Dataset entries on figures:

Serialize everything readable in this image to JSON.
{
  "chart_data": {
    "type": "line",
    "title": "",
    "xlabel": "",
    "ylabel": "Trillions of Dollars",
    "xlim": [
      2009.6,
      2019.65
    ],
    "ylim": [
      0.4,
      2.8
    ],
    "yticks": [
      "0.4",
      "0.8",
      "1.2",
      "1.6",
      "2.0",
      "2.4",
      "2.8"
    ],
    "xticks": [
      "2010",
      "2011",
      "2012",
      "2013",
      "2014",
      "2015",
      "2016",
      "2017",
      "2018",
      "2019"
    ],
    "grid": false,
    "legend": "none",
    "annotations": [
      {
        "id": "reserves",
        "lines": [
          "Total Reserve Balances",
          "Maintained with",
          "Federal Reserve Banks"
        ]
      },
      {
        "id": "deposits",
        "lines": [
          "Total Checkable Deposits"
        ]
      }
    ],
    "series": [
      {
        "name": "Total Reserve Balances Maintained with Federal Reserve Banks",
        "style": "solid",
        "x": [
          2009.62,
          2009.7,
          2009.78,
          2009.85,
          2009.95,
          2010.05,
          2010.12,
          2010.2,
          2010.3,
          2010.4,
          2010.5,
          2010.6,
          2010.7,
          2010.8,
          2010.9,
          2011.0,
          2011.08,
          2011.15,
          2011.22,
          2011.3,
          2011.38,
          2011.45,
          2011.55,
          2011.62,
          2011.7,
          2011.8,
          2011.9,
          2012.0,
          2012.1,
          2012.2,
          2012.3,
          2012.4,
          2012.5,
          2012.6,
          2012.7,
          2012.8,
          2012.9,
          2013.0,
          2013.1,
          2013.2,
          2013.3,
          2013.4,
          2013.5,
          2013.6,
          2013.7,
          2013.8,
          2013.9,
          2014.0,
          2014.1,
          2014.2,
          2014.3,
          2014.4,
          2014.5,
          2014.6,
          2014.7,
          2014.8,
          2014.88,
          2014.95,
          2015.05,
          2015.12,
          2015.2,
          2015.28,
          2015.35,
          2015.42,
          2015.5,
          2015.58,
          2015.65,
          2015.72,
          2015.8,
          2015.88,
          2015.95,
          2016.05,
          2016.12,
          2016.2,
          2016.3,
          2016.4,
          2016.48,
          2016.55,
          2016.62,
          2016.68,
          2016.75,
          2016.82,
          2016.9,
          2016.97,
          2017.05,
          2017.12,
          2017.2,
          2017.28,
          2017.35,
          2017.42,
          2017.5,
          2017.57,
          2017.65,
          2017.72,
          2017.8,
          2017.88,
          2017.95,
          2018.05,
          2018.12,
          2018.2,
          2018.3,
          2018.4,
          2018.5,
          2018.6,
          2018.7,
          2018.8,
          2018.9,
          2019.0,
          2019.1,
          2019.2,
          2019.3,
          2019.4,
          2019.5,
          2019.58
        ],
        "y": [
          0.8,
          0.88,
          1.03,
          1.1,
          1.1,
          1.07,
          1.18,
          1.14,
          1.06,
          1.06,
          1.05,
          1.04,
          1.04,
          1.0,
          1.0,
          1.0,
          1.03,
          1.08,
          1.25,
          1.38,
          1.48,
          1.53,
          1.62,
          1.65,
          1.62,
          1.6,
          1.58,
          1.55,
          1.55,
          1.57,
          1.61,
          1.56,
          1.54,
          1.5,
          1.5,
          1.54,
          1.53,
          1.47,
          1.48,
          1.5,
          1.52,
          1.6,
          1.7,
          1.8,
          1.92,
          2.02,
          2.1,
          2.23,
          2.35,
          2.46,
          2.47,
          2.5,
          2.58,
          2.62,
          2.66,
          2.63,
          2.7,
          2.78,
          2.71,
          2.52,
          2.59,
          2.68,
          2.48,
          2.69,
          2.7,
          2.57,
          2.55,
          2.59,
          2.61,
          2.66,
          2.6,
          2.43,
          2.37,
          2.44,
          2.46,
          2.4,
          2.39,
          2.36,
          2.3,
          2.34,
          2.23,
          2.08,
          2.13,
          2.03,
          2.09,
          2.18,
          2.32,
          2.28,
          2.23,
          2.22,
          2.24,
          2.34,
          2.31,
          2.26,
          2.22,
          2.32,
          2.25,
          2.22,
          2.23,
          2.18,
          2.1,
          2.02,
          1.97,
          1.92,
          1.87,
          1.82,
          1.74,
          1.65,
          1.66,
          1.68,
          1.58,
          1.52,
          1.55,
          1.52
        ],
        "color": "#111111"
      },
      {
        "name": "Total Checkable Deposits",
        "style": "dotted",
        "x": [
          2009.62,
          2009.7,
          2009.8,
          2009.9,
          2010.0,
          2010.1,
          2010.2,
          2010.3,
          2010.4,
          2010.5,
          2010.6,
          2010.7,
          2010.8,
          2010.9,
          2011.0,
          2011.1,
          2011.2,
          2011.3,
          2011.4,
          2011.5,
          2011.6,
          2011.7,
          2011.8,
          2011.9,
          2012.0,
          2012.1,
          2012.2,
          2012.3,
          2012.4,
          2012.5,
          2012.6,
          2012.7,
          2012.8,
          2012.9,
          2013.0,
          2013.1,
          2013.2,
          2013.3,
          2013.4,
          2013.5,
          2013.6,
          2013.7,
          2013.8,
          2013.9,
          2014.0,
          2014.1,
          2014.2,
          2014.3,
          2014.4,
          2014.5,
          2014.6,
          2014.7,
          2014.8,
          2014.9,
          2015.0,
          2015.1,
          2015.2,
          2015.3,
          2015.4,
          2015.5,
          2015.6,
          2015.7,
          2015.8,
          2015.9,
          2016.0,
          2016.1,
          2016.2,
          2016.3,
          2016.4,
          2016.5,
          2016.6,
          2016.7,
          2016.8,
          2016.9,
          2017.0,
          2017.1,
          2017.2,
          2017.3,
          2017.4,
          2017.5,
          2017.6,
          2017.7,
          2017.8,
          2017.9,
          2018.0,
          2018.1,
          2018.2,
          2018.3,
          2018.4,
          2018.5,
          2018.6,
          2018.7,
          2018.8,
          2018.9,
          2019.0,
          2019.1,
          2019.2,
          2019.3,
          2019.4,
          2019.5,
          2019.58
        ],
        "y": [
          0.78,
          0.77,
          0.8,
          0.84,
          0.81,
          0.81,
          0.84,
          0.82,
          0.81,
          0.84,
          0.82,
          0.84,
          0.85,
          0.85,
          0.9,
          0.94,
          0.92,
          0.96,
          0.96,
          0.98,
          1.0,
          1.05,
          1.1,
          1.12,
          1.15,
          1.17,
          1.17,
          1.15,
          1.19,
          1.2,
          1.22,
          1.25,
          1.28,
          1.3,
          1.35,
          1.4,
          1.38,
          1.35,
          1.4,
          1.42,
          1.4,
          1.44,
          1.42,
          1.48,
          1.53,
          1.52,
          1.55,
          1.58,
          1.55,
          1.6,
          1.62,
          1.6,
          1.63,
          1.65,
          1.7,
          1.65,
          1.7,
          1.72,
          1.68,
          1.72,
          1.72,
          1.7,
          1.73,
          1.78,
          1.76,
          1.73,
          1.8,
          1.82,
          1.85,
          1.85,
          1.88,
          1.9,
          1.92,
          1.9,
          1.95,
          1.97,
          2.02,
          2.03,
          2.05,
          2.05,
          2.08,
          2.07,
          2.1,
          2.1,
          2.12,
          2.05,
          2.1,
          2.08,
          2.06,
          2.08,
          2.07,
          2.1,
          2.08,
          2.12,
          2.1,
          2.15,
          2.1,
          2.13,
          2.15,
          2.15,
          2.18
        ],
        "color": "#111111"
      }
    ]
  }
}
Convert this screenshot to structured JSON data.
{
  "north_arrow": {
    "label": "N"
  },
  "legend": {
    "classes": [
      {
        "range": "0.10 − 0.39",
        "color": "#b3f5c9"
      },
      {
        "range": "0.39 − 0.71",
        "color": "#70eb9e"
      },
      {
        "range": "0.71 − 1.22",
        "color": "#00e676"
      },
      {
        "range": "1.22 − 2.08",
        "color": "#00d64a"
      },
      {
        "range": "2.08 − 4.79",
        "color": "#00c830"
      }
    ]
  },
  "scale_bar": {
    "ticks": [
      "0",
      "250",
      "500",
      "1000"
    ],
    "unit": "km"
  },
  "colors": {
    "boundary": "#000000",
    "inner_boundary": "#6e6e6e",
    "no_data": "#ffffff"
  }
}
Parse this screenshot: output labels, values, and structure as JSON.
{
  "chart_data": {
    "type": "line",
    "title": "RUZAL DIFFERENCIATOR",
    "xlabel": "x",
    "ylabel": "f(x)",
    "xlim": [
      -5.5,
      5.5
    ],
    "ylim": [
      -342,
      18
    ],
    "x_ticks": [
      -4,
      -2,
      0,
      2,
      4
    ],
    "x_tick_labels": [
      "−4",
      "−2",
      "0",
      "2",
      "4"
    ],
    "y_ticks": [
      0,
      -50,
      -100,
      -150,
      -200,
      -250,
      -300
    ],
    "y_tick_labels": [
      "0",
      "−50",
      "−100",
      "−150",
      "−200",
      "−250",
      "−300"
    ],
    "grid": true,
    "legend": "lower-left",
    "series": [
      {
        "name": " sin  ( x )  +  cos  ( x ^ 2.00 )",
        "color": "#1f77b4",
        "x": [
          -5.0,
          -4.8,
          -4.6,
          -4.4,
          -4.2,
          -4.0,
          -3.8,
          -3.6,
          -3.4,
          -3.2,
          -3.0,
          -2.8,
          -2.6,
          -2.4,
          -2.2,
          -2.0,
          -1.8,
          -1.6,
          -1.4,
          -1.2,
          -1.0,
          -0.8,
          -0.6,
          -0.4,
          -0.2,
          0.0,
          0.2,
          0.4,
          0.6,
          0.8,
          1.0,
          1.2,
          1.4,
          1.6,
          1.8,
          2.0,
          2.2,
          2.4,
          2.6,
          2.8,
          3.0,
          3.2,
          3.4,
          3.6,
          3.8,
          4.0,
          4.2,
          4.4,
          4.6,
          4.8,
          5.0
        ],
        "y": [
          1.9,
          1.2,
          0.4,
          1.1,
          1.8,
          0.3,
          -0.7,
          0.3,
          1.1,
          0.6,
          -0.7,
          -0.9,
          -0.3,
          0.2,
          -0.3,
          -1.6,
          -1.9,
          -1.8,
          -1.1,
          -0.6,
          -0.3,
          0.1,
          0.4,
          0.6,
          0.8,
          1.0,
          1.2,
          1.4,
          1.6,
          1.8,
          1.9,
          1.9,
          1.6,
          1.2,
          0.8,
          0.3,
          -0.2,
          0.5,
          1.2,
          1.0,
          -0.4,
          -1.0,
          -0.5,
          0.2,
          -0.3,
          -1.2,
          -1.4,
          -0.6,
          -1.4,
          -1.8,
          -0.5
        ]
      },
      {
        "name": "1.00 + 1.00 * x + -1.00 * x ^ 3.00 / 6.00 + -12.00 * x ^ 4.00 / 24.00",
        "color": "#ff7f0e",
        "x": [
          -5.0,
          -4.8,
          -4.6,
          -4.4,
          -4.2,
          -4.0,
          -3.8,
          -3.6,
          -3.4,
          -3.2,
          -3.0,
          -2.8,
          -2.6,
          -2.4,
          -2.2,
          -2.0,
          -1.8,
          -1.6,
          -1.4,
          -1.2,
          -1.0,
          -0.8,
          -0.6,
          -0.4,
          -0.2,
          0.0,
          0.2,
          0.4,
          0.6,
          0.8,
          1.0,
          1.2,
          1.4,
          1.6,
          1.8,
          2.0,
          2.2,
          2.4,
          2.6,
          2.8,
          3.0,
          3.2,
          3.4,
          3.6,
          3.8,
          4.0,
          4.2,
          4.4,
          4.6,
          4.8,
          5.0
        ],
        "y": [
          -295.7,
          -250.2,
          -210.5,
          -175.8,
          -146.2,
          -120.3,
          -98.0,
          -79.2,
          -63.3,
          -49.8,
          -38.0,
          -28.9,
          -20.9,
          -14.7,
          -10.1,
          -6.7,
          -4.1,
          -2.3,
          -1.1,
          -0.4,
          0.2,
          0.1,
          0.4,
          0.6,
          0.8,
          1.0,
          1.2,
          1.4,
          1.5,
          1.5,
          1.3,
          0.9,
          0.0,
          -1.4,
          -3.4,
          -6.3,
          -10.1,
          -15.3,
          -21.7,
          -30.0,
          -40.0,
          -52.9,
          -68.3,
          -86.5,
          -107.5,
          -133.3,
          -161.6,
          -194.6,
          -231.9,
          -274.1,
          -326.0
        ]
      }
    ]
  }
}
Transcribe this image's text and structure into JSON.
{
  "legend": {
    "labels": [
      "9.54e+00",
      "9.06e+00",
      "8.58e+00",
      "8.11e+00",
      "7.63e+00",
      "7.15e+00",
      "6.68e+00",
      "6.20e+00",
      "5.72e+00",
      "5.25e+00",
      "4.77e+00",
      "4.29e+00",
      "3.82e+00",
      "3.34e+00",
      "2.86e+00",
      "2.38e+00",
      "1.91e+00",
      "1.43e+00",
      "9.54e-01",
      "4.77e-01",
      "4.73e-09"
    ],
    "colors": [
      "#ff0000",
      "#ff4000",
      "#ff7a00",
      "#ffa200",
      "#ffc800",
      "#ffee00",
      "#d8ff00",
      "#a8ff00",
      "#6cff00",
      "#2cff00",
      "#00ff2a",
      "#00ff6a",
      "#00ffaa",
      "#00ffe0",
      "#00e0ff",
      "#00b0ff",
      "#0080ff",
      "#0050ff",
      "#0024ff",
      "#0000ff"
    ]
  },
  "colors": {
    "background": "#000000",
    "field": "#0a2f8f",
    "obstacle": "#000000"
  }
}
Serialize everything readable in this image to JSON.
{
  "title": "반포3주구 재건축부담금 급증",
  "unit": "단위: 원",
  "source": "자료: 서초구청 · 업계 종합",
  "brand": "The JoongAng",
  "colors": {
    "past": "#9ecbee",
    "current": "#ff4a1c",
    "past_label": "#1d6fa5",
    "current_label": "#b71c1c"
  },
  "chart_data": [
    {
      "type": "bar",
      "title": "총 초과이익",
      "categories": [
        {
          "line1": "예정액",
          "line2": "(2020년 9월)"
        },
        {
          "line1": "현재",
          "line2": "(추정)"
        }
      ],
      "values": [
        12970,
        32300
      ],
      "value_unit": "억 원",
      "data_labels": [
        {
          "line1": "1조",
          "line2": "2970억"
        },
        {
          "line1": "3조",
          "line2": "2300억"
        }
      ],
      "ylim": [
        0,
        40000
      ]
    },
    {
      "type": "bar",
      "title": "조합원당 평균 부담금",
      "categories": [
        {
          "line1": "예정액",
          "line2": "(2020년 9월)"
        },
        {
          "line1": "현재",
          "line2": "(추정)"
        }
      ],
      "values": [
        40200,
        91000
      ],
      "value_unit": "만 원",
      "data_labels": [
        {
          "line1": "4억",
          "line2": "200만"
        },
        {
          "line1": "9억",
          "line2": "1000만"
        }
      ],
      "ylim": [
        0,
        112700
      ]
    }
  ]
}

**Aim of the task:** Tell how many lines in the records above contain "ylabel", giving the number and no other words.

**The reply:** 2